═════ Record excerpts ═════

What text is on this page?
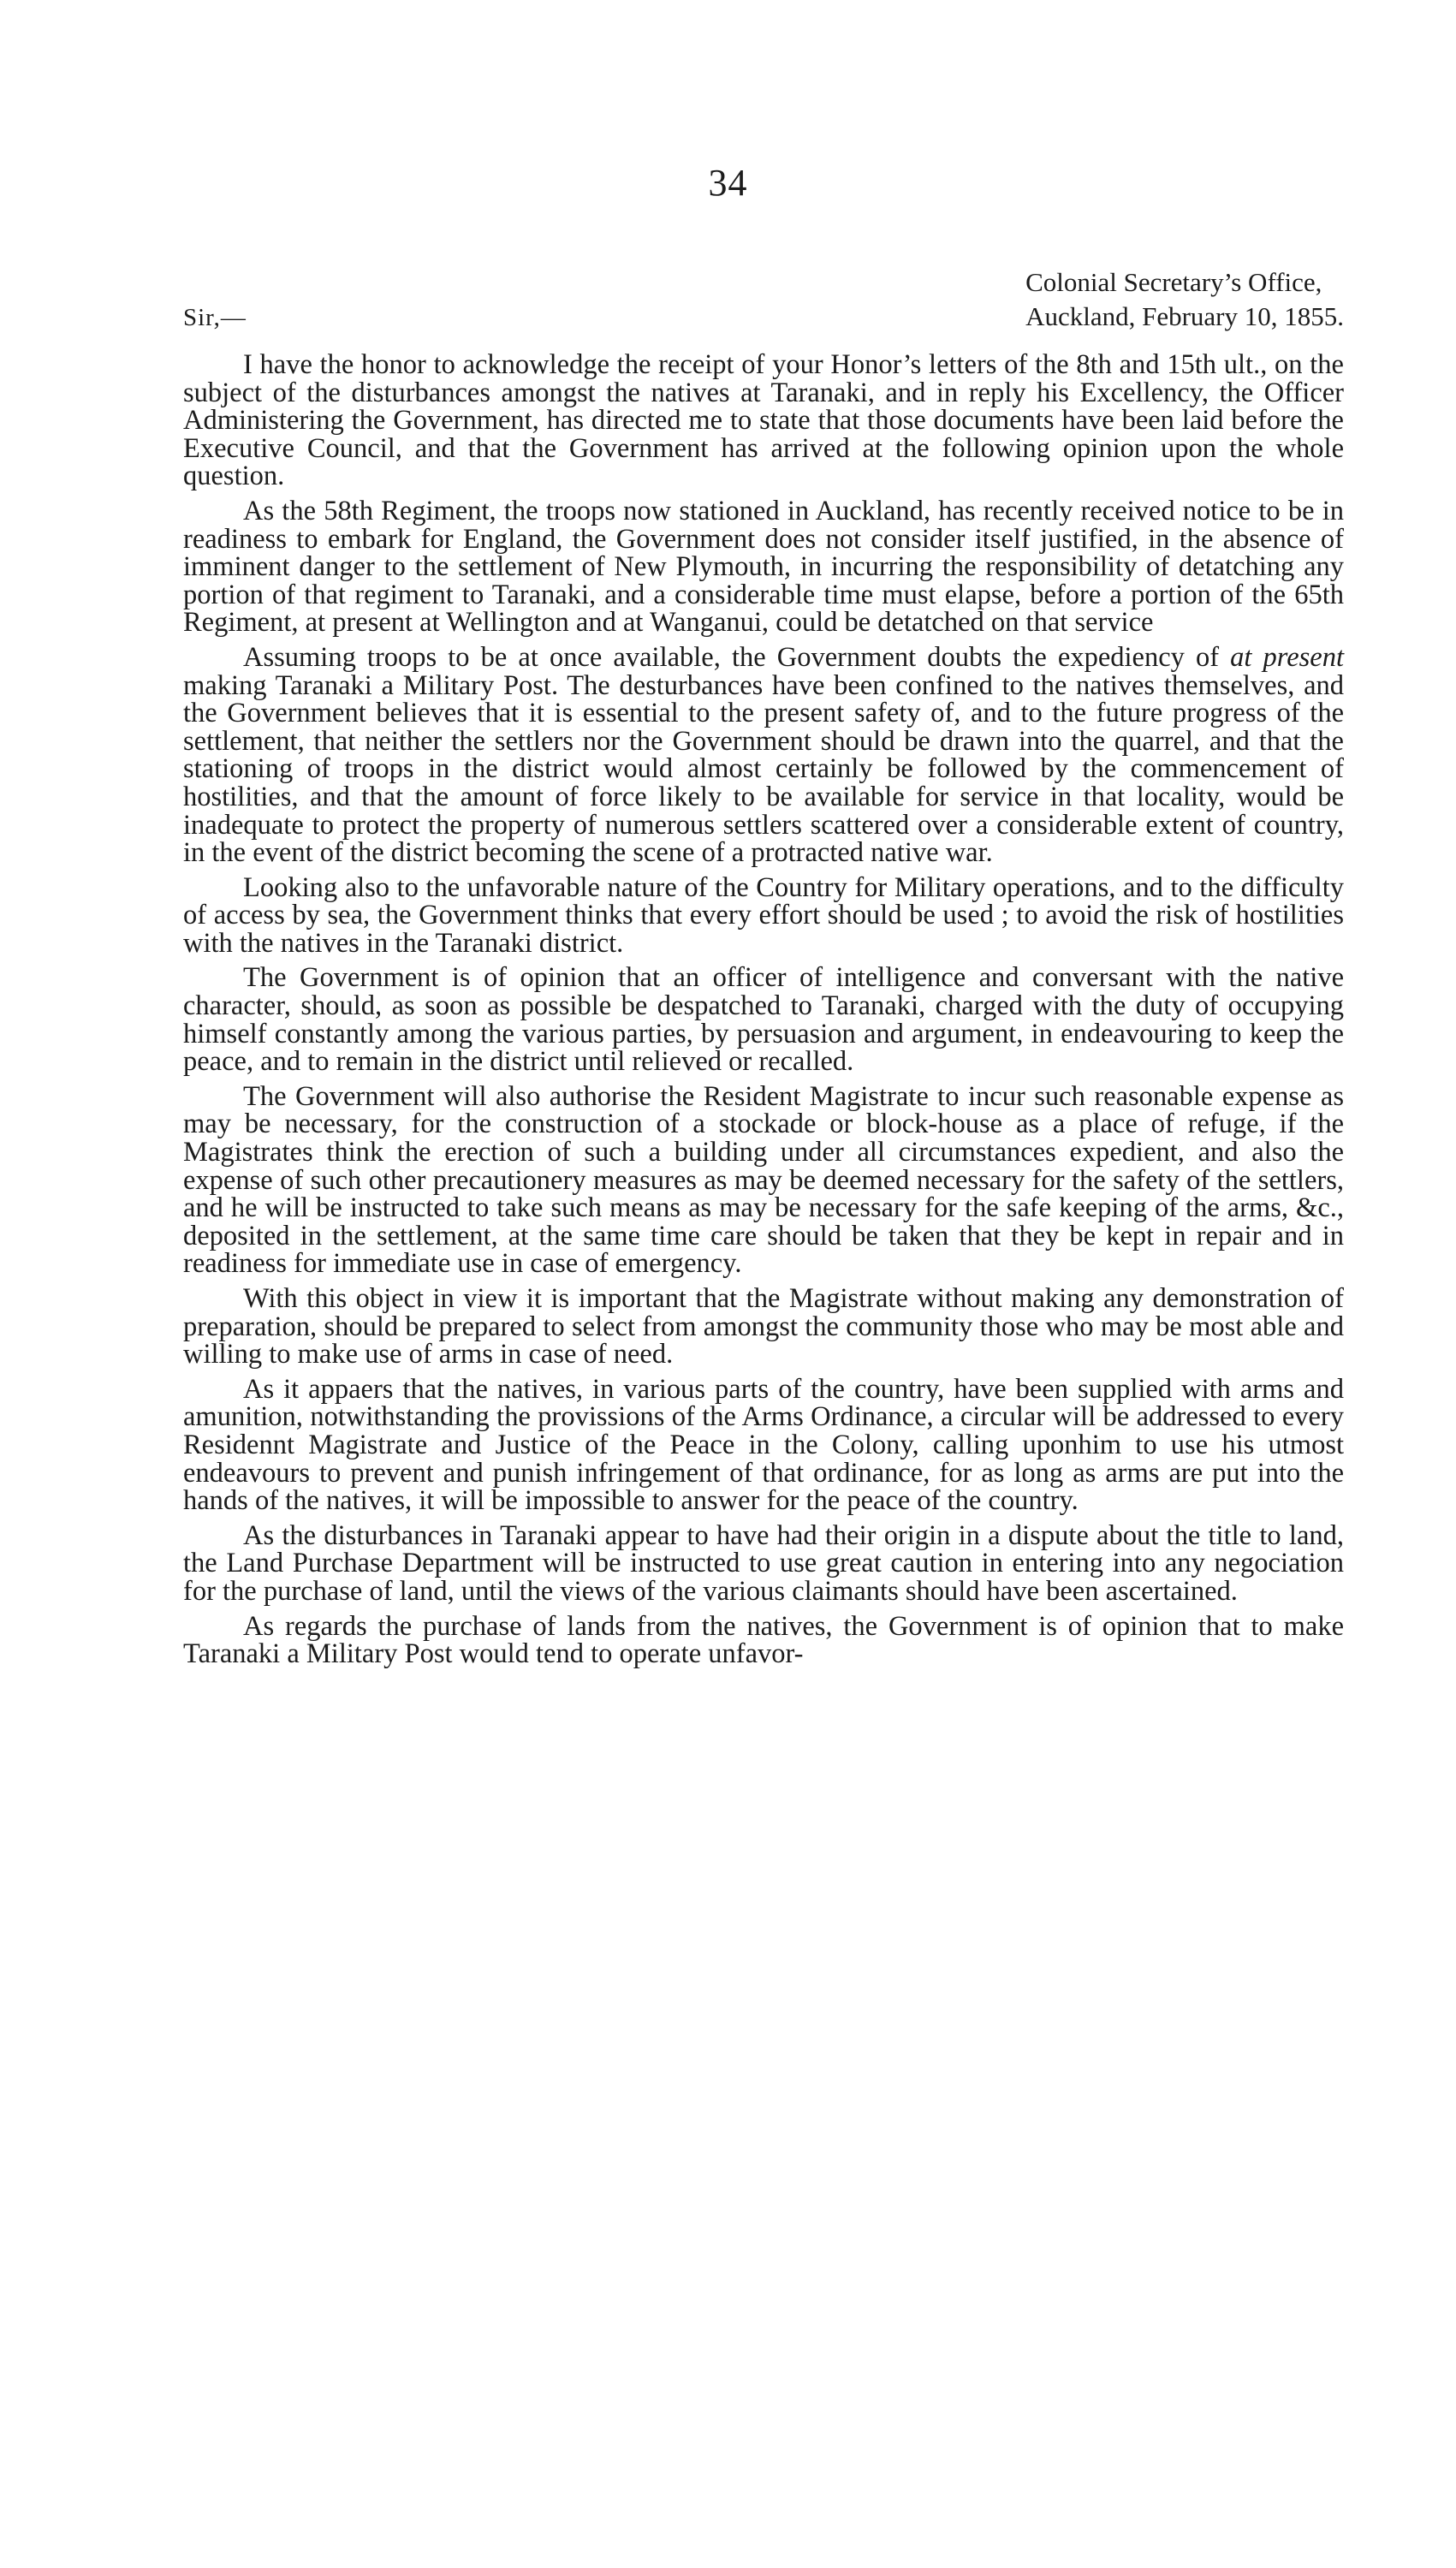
34
Colonial Secretary’s Office,
Auckland, February 10, 1855.
Sir,—

I have the honor to acknowledge the receipt of your Honor’s letters of the 8th and 15th ult., on the subject of the disturbances amongst the natives at Taranaki, and in reply his Excellency, the Officer Administering the Government, has directed me to state that those documents have been laid before the Executive Council, and that the Government has arrived at the following opinion upon the whole question.

As the 58th Regiment, the troops now stationed in Auckland, has recently received notice to be in readiness to embark for England, the Government does not consider itself justified, in the absence of imminent danger to the settlement of New Plymouth, in incurring the responsibility of detatching any portion of that regiment to Taranaki, and a considerable time must elapse, before a portion of the 65th Regiment, at present at Wellington and at Wanganui, could be detatched on that service

Assuming troops to be at once available, the Government doubts the expediency of at present making Taranaki a Military Post. The desturbances have been confined to the natives themselves, and the Government believes that it is essential to the present safety of, and to the future progress of the settlement, that neither the settlers nor the Government should be drawn into the quarrel, and that the stationing of troops in the district would almost certainly be followed by the commencement of hostilities, and that the amount of force likely to be available for service in that locality, would be inadequate to protect the property of numerous settlers scattered over a considerable extent of country, in the event of the district becoming the scene of a protracted native war.

Looking also to the unfavorable nature of the Country for Military operations, and to the difficulty of access by sea, the Government thinks that every effort should be used ; to avoid the risk of hostilities with the natives in the Taranaki district.

The Government is of opinion that an officer of intelligence and conversant with the native character, should, as soon as possible be despatched to Taranaki, charged with the duty of occupying himself constantly among the various parties, by persuasion and argument, in endeavouring to keep the peace, and to remain in the district until relieved or recalled.

The Government will also authorise the Resident Magistrate to incur such reasonable expense as may be necessary, for the construction of a stockade or block-house as a place of refuge, if the Magistrates think the erection of such a building under all circumstances expedient, and also the expense of such other precautionery measures as may be deemed necessary for the safety of the settlers, and he will be instructed to take such means as may be necessary for the safe keeping of the arms, &c., deposited in the settlement, at the same time care should be taken that they be kept in repair and in readiness for immediate use in case of emergency.

With this object in view it is important that the Magistrate without making any demonstration of preparation, should be prepared to select from amongst the community those who may be most able and willing to make use of arms in case of need.

As it appaers that the natives, in various parts of the country, have been supplied with arms and amunition, notwithstanding the provissions of the Arms Ordinance, a circular will be addressed to every Residennt Magistrate and Justice of the Peace in the Colony, calling uponhim to use his utmost endeavours to prevent and punish infringement of that ordinance, for as long as arms are put into the hands of the natives, it will be impossible to answer for the peace of the country.

As the disturbances in Taranaki appear to have had their origin in a dispute about the title to land, the Land Purchase Department will be instructed to use great caution in entering into any negociation for the purchase of land, until the views of the various claimants should have been ascertained.

As regards the purchase of lands from the natives, the Government is of opinion that to make Taranaki a Military Post would tend to operate unfavor-
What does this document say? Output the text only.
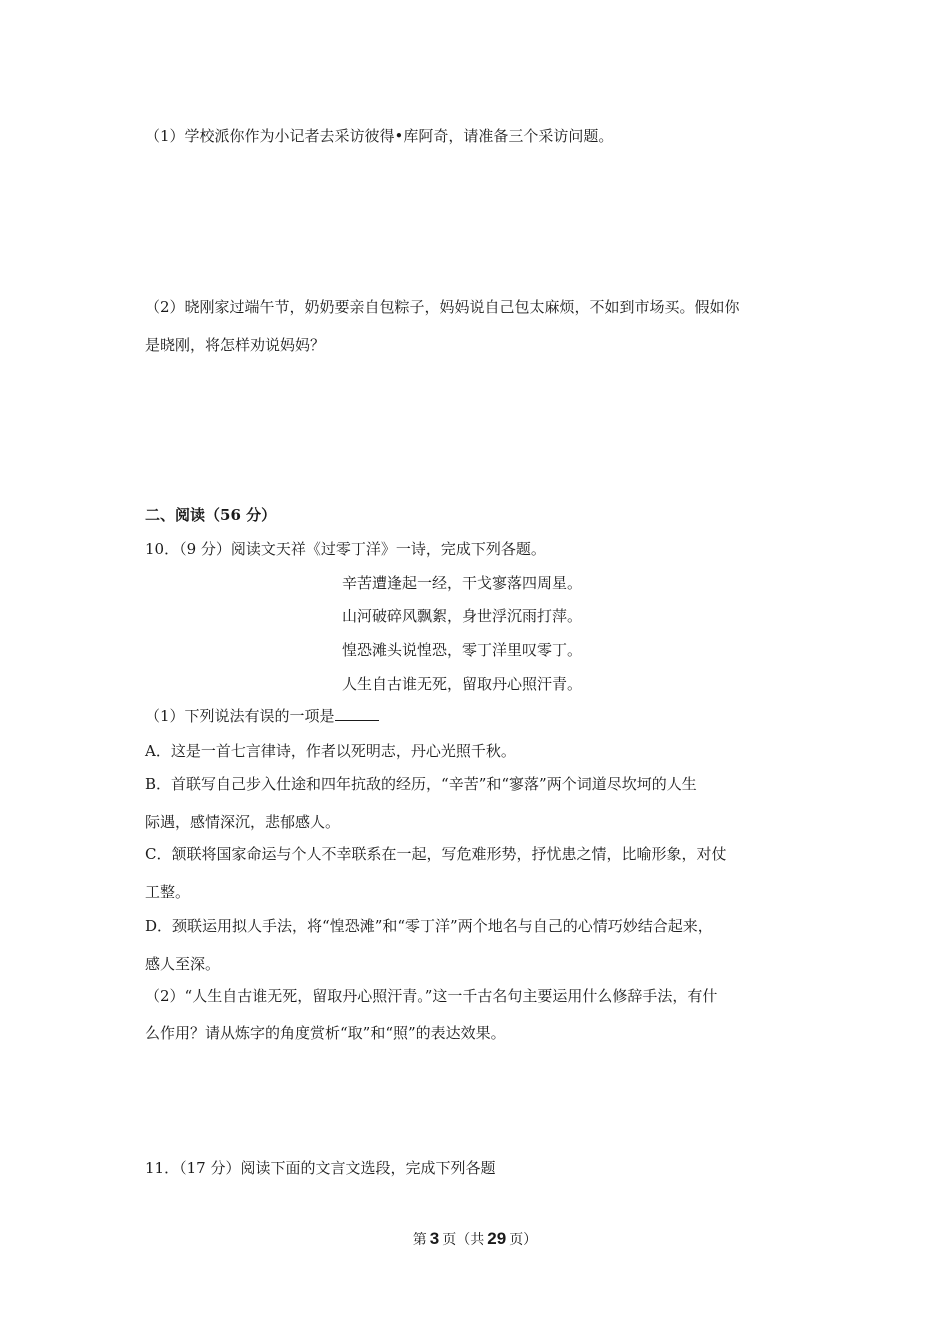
（1）学校派你作为小记者去采访彼得•库阿奇，请准备三个采访问题。
（2）晓刚家过端午节，奶奶要亲自包粽子，妈妈说自己包太麻烦，不如到市场买。假如你
是晓刚，将怎样劝说妈妈？
二、阅读（56 分）
10．（9 分）阅读文天祥《过零丁洋》一诗，完成下列各题。
辛苦遭逢起一经，干戈寥落四周星。
山河破碎风飘絮，身世浮沉雨打萍。
惶恐滩头说惶恐，零丁洋里叹零丁。
人生自古谁无死，留取丹心照汗青。
（1）下列说法有误的一项是
A．这是一首七言律诗，作者以死明志，丹心光照千秋。
B．首联写自己步入仕途和四年抗敌的经历，“辛苦”和“寥落”两个词道尽坎坷的人生
际遇，感情深沉，悲郁感人。
C．颔联将国家命运与个人不幸联系在一起，写危难形势，抒忧患之情，比喻形象，对仗
工整。
D．颈联运用拟人手法，将“惶恐滩”和“零丁洋”两个地名与自己的心情巧妙结合起来，
感人至深。
（2）“人生自古谁无死，留取丹心照汗青。”这一千古名句主要运用什么修辞手法，有什
么作用？请从炼字的角度赏析“取”和“照”的表达效果。
11．（17 分）阅读下面的文言文选段，完成下列各题
第 3 页（共 29 页）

═════

**Problem requirements:** Reproduce the entries above exactly. Do not include the images.

**Solution to the exercise:**
What text is on this page?
34
Colonial Secretary’s Office,
Auckland, February 10, 1855.
Sir,—

I have the honor to acknowledge the receipt of your Honor’s letters of the 8th and 15th ult., on the subject of the disturbances amongst the natives at Taranaki, and in reply his Excellency, the Officer Administering the Government, has directed me to state that those documents have been laid before the Executive Council, and that the Government has arrived at the following opinion upon the whole question.

As the 58th Regiment, the troops now stationed in Auckland, has recently received notice to be in readiness to embark for England, the Government does not consider itself justified, in the absence of imminent danger to the settlement of New Plymouth, in incurring the responsibility of detatching any portion of that regiment to Taranaki, and a considerable time must elapse, before a portion of the 65th Regiment, at present at Wellington and at Wanganui, could be detatched on that service

Assuming troops to be at once available, the Government doubts the expediency of at present making Taranaki a Military Post. The desturbances have been confined to the natives themselves, and the Government believes that it is essential to the present safety of, and to the future progress of the settlement, that neither the settlers nor the Government should be drawn into the quarrel, and that the stationing of troops in the district would almost certainly be followed by the commencement of hostilities, and that the amount of force likely to be available for service in that locality, would be inadequate to protect the property of numerous settlers scattered over a considerable extent of country, in the event of the district becoming the scene of a protracted native war.

Looking also to the unfavorable nature of the Country for Military operations, and to the difficulty of access by sea, the Government thinks that every effort should be used ; to avoid the risk of hostilities with the natives in the Taranaki district.

The Government is of opinion that an officer of intelligence and conversant with the native character, should, as soon as possible be despatched to Taranaki, charged with the duty of occupying himself constantly among the various parties, by persuasion and argument, in endeavouring to keep the peace, and to remain in the district until relieved or recalled.

The Government will also authorise the Resident Magistrate to incur such reasonable expense as may be necessary, for the construction of a stockade or block-house as a place of refuge, if the Magistrates think the erection of such a building under all circumstances expedient, and also the expense of such other precautionery measures as may be deemed necessary for the safety of the settlers, and he will be instructed to take such means as may be necessary for the safe keeping of the arms, &c., deposited in the settlement, at the same time care should be taken that they be kept in repair and in readiness for immediate use in case of emergency.

With this object in view it is important that the Magistrate without making any demonstration of preparation, should be prepared to select from amongst the community those who may be most able and willing to make use of arms in case of need.

As it appaers that the natives, in various parts of the country, have been supplied with arms and amunition, notwithstanding the provissions of the Arms Ordinance, a circular will be addressed to every Residennt Magistrate and Justice of the Peace in the Colony, calling uponhim to use his utmost endeavours to prevent and punish infringement of that ordinance, for as long as arms are put into the hands of the natives, it will be impossible to answer for the peace of the country.

As the disturbances in Taranaki appear to have had their origin in a dispute about the title to land, the Land Purchase Department will be instructed to use great caution in entering into any negociation for the purchase of land, until the views of the various claimants should have been ascertained.

As regards the purchase of lands from the natives, the Government is of opinion that to make Taranaki a Military Post would tend to operate unfavor-
What does this document say? Output the text only.
（1）学校派你作为小记者去采访彼得•库阿奇，请准备三个采访问题。
（2）晓刚家过端午节，奶奶要亲自包粽子，妈妈说自己包太麻烦，不如到市场买。假如你
是晓刚，将怎样劝说妈妈？
二、阅读（56 分）
10．（9 分）阅读文天祥《过零丁洋》一诗，完成下列各题。
辛苦遭逢起一经，干戈寥落四周星。
山河破碎风飘絮，身世浮沉雨打萍。
惶恐滩头说惶恐，零丁洋里叹零丁。
人生自古谁无死，留取丹心照汗青。
（1）下列说法有误的一项是
A．这是一首七言律诗，作者以死明志，丹心光照千秋。
B．首联写自己步入仕途和四年抗敌的经历，“辛苦”和“寥落”两个词道尽坎坷的人生
际遇，感情深沉，悲郁感人。
C．颔联将国家命运与个人不幸联系在一起，写危难形势，抒忧患之情，比喻形象，对仗
工整。
D．颈联运用拟人手法，将“惶恐滩”和“零丁洋”两个地名与自己的心情巧妙结合起来，
感人至深。
（2）“人生自古谁无死，留取丹心照汗青。”这一千古名句主要运用什么修辞手法，有什
么作用？请从炼字的角度赏析“取”和“照”的表达效果。
11．（17 分）阅读下面的文言文选段，完成下列各题
第 3 页（共 29 页）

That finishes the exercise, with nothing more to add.